What the task requires: Repeat, exactly and completely, the material that follows. Omit the pictures.

Items:
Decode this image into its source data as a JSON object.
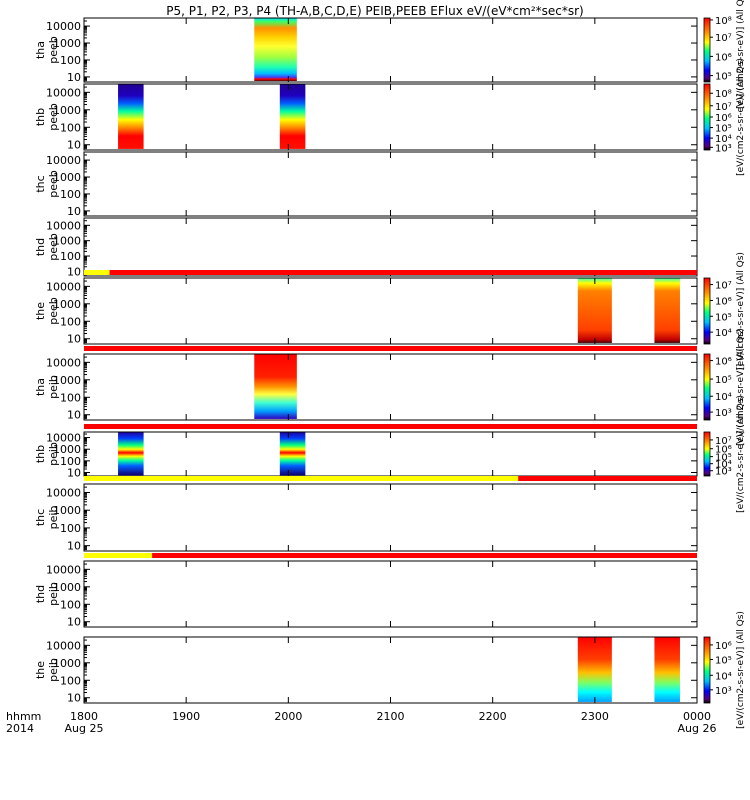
{
  "chart_data": {
    "type": "heatmap",
    "title": "P5, P1, P2, P3, P4 (TH-A,B,C,D,E) PEIB,PEEB EFlux eV/(eV*cm²*sec*sr)",
    "x_axis": {
      "range": [
        "1800",
        "0000"
      ],
      "ticks": [
        "1800",
        "1900",
        "2000",
        "2100",
        "2200",
        "2300",
        "0000"
      ],
      "date_labels": [
        "Aug 25",
        "Aug 26"
      ],
      "label_line1": "hhmm",
      "label_line2": "2014"
    },
    "y_axis": {
      "scale": "log",
      "range": [
        5,
        30000
      ],
      "ticks": [
        "10",
        "100",
        "1000",
        "10000"
      ]
    },
    "colorbar_unit": "[eV/(cm2-s-sr-eV)] (All Qs)",
    "panels": [
      {
        "label": [
          "tha",
          "peeb"
        ],
        "colorbar": [
          "10⁵",
          "10⁶",
          "10⁷",
          "10⁸"
        ],
        "colorbar_position": [
          0.9,
          0.6,
          0.3,
          0.03
        ],
        "blocks": [
          {
            "start": "1940",
            "end": "2005",
            "style": "tha_peeb"
          }
        ],
        "mode_bar": []
      },
      {
        "label": [
          "thb",
          "peeb"
        ],
        "colorbar": [
          "10³",
          "10⁴",
          "10⁵",
          "10⁶",
          "10⁷",
          "10⁸"
        ],
        "colorbar_position": [
          0.96,
          0.82,
          0.66,
          0.5,
          0.33,
          0.14
        ],
        "blocks": [
          {
            "start": "1820",
            "end": "1835",
            "style": "thb_peeb"
          },
          {
            "start": "1955",
            "end": "2010",
            "style": "thb_peeb"
          }
        ],
        "mode_bar": []
      },
      {
        "label": [
          "thc",
          "peeb"
        ],
        "colorbar": [],
        "colorbar_position": [],
        "blocks": [],
        "mode_bar": []
      },
      {
        "label": [
          "thd",
          "peeb"
        ],
        "colorbar": [],
        "colorbar_position": [],
        "blocks": [],
        "mode_bar": []
      },
      {
        "label": [
          "the",
          "peeb"
        ],
        "colorbar": [
          "10⁴",
          "10⁵",
          "10⁶",
          "10⁷"
        ],
        "colorbar_position": [
          0.82,
          0.58,
          0.34,
          0.1
        ],
        "blocks": [
          {
            "start": "2250",
            "end": "2310",
            "style": "the_peeb"
          },
          {
            "start": "2335",
            "end": "2350",
            "style": "the_peeb"
          }
        ],
        "mode_bar": [
          {
            "start": "1800",
            "end": "1815",
            "color": "#ffff00"
          },
          {
            "start": "1815",
            "end": "0000",
            "color": "#ff0000"
          }
        ]
      },
      {
        "label": [
          "tha",
          "peib"
        ],
        "colorbar": [
          "10³",
          "10⁴",
          "10⁵",
          "10⁶"
        ],
        "colorbar_position": [
          0.88,
          0.64,
          0.38,
          0.1
        ],
        "blocks": [
          {
            "start": "1940",
            "end": "2005",
            "style": "tha_peib"
          }
        ],
        "mode_bar": [
          {
            "start": "1800",
            "end": "0000",
            "color": "#ff0000"
          }
        ]
      },
      {
        "label": [
          "thb",
          "peib"
        ],
        "colorbar": [
          "10³",
          "10⁴",
          "10⁵",
          "10⁶",
          "10⁷"
        ],
        "colorbar_position": [
          0.88,
          0.72,
          0.56,
          0.38,
          0.18
        ],
        "blocks": [
          {
            "start": "1820",
            "end": "1835",
            "style": "thb_peib"
          },
          {
            "start": "1955",
            "end": "2010",
            "style": "thb_peib"
          }
        ],
        "mode_bar": [
          {
            "start": "1800",
            "end": "0000",
            "color": "#ff0000"
          }
        ]
      },
      {
        "label": [
          "thc",
          "peib"
        ],
        "colorbar": [],
        "colorbar_position": [],
        "blocks": [],
        "mode_bar": [
          {
            "start": "1800",
            "end": "2215",
            "color": "#ffff00"
          },
          {
            "start": "2215",
            "end": "0000",
            "color": "#ff0000"
          }
        ]
      },
      {
        "label": [
          "thd",
          "peib"
        ],
        "colorbar": [],
        "colorbar_position": [],
        "blocks": [],
        "mode_bar": [
          {
            "start": "1800",
            "end": "1840",
            "color": "#ffff00"
          },
          {
            "start": "1840",
            "end": "0000",
            "color": "#ff0000"
          }
        ]
      },
      {
        "label": [
          "the",
          "peib"
        ],
        "colorbar": [
          "10³",
          "10⁴",
          "10⁵",
          "10⁶"
        ],
        "colorbar_position": [
          0.8,
          0.58,
          0.34,
          0.12
        ],
        "blocks": [
          {
            "start": "2250",
            "end": "2310",
            "style": "the_peib"
          },
          {
            "start": "2335",
            "end": "2350",
            "style": "the_peib"
          }
        ],
        "mode_bar": []
      }
    ]
  }
}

Written answer:
Decode this image into its source data as a JSON object.
{
  "chart_data": {
    "type": "heatmap",
    "title": "P5, P1, P2, P3, P4 (TH-A,B,C,D,E) PEIB,PEEB EFlux eV/(eV*cm²*sec*sr)",
    "x_axis": {
      "range": [
        "1800",
        "0000"
      ],
      "ticks": [
        "1800",
        "1900",
        "2000",
        "2100",
        "2200",
        "2300",
        "0000"
      ],
      "date_labels": [
        "Aug 25",
        "Aug 26"
      ],
      "label_line1": "hhmm",
      "label_line2": "2014"
    },
    "y_axis": {
      "scale": "log",
      "range": [
        5,
        30000
      ],
      "ticks": [
        "10",
        "100",
        "1000",
        "10000"
      ]
    },
    "colorbar_unit": "[eV/(cm2-s-sr-eV)] (All Qs)",
    "panels": [
      {
        "label": [
          "tha",
          "peeb"
        ],
        "colorbar": [
          "10⁵",
          "10⁶",
          "10⁷",
          "10⁸"
        ],
        "colorbar_position": [
          0.9,
          0.6,
          0.3,
          0.03
        ],
        "blocks": [
          {
            "start": "1940",
            "end": "2005",
            "style": "tha_peeb"
          }
        ],
        "mode_bar": []
      },
      {
        "label": [
          "thb",
          "peeb"
        ],
        "colorbar": [
          "10³",
          "10⁴",
          "10⁵",
          "10⁶",
          "10⁷",
          "10⁸"
        ],
        "colorbar_position": [
          0.96,
          0.82,
          0.66,
          0.5,
          0.33,
          0.14
        ],
        "blocks": [
          {
            "start": "1820",
            "end": "1835",
            "style": "thb_peeb"
          },
          {
            "start": "1955",
            "end": "2010",
            "style": "thb_peeb"
          }
        ],
        "mode_bar": []
      },
      {
        "label": [
          "thc",
          "peeb"
        ],
        "colorbar": [],
        "colorbar_position": [],
        "blocks": [],
        "mode_bar": []
      },
      {
        "label": [
          "thd",
          "peeb"
        ],
        "colorbar": [],
        "colorbar_position": [],
        "blocks": [],
        "mode_bar": []
      },
      {
        "label": [
          "the",
          "peeb"
        ],
        "colorbar": [
          "10⁴",
          "10⁵",
          "10⁶",
          "10⁷"
        ],
        "colorbar_position": [
          0.82,
          0.58,
          0.34,
          0.1
        ],
        "blocks": [
          {
            "start": "2250",
            "end": "2310",
            "style": "the_peeb"
          },
          {
            "start": "2335",
            "end": "2350",
            "style": "the_peeb"
          }
        ],
        "mode_bar": [
          {
            "start": "1800",
            "end": "1815",
            "color": "#ffff00"
          },
          {
            "start": "1815",
            "end": "0000",
            "color": "#ff0000"
          }
        ]
      },
      {
        "label": [
          "tha",
          "peib"
        ],
        "colorbar": [
          "10³",
          "10⁴",
          "10⁵",
          "10⁶"
        ],
        "colorbar_position": [
          0.88,
          0.64,
          0.38,
          0.1
        ],
        "blocks": [
          {
            "start": "1940",
            "end": "2005",
            "style": "tha_peib"
          }
        ],
        "mode_bar": [
          {
            "start": "1800",
            "end": "0000",
            "color": "#ff0000"
          }
        ]
      },
      {
        "label": [
          "thb",
          "peib"
        ],
        "colorbar": [
          "10³",
          "10⁴",
          "10⁵",
          "10⁶",
          "10⁷"
        ],
        "colorbar_position": [
          0.88,
          0.72,
          0.56,
          0.38,
          0.18
        ],
        "blocks": [
          {
            "start": "1820",
            "end": "1835",
            "style": "thb_peib"
          },
          {
            "start": "1955",
            "end": "2010",
            "style": "thb_peib"
          }
        ],
        "mode_bar": [
          {
            "start": "1800",
            "end": "0000",
            "color": "#ff0000"
          }
        ]
      },
      {
        "label": [
          "thc",
          "peib"
        ],
        "colorbar": [],
        "colorbar_position": [],
        "blocks": [],
        "mode_bar": [
          {
            "start": "1800",
            "end": "2215",
            "color": "#ffff00"
          },
          {
            "start": "2215",
            "end": "0000",
            "color": "#ff0000"
          }
        ]
      },
      {
        "label": [
          "thd",
          "peib"
        ],
        "colorbar": [],
        "colorbar_position": [],
        "blocks": [],
        "mode_bar": [
          {
            "start": "1800",
            "end": "1840",
            "color": "#ffff00"
          },
          {
            "start": "1840",
            "end": "0000",
            "color": "#ff0000"
          }
        ]
      },
      {
        "label": [
          "the",
          "peib"
        ],
        "colorbar": [
          "10³",
          "10⁴",
          "10⁵",
          "10⁶"
        ],
        "colorbar_position": [
          0.8,
          0.58,
          0.34,
          0.12
        ],
        "blocks": [
          {
            "start": "2250",
            "end": "2310",
            "style": "the_peib"
          },
          {
            "start": "2335",
            "end": "2350",
            "style": "the_peib"
          }
        ],
        "mode_bar": []
      }
    ]
  }
}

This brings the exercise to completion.